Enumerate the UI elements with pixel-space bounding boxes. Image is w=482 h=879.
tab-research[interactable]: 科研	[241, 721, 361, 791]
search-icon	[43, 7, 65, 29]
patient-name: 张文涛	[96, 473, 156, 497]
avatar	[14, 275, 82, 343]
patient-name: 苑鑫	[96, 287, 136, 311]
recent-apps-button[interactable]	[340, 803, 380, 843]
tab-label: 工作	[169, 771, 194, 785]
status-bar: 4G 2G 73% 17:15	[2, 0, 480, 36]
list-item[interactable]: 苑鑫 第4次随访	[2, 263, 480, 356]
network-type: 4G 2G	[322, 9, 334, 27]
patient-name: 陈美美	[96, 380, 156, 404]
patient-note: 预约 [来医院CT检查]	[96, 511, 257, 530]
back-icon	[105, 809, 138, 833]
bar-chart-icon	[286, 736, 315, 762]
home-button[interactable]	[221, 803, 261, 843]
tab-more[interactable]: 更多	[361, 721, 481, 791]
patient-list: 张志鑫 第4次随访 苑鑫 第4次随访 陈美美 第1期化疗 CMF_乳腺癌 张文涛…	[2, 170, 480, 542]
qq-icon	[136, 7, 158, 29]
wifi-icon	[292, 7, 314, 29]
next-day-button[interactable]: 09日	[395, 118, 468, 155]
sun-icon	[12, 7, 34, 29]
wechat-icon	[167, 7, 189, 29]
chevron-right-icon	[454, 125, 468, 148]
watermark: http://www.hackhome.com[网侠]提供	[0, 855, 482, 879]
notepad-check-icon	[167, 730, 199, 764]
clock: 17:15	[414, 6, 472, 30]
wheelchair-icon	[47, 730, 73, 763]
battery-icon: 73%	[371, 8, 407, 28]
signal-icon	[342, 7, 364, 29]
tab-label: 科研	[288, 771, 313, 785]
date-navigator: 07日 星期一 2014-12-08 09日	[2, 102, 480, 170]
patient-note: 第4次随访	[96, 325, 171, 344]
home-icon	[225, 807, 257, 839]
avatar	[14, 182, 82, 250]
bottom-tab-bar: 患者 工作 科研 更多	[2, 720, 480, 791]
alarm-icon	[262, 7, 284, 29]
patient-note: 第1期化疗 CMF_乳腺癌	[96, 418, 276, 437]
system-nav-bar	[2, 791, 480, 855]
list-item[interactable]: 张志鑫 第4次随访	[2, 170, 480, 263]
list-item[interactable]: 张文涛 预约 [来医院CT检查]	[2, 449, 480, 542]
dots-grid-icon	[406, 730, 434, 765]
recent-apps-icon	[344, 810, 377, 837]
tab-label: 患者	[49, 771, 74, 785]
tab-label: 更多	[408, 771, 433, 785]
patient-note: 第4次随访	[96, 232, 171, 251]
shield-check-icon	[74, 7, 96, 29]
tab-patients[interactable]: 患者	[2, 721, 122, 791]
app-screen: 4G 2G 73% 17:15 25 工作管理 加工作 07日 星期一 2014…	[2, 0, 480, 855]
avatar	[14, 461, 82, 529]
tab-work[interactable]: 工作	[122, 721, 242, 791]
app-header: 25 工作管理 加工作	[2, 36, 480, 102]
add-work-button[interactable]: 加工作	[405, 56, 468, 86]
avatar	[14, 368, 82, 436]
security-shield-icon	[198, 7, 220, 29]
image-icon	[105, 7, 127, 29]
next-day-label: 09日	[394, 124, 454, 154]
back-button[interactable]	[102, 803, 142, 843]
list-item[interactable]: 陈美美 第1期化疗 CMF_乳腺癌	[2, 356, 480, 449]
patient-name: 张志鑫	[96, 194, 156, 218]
######
Identify the lines of the entries containing the string "shield". Copy each such line.

TASK SOLUTION:
shield-check-icon	[74, 7, 96, 29]
security-shield-icon	[198, 7, 220, 29]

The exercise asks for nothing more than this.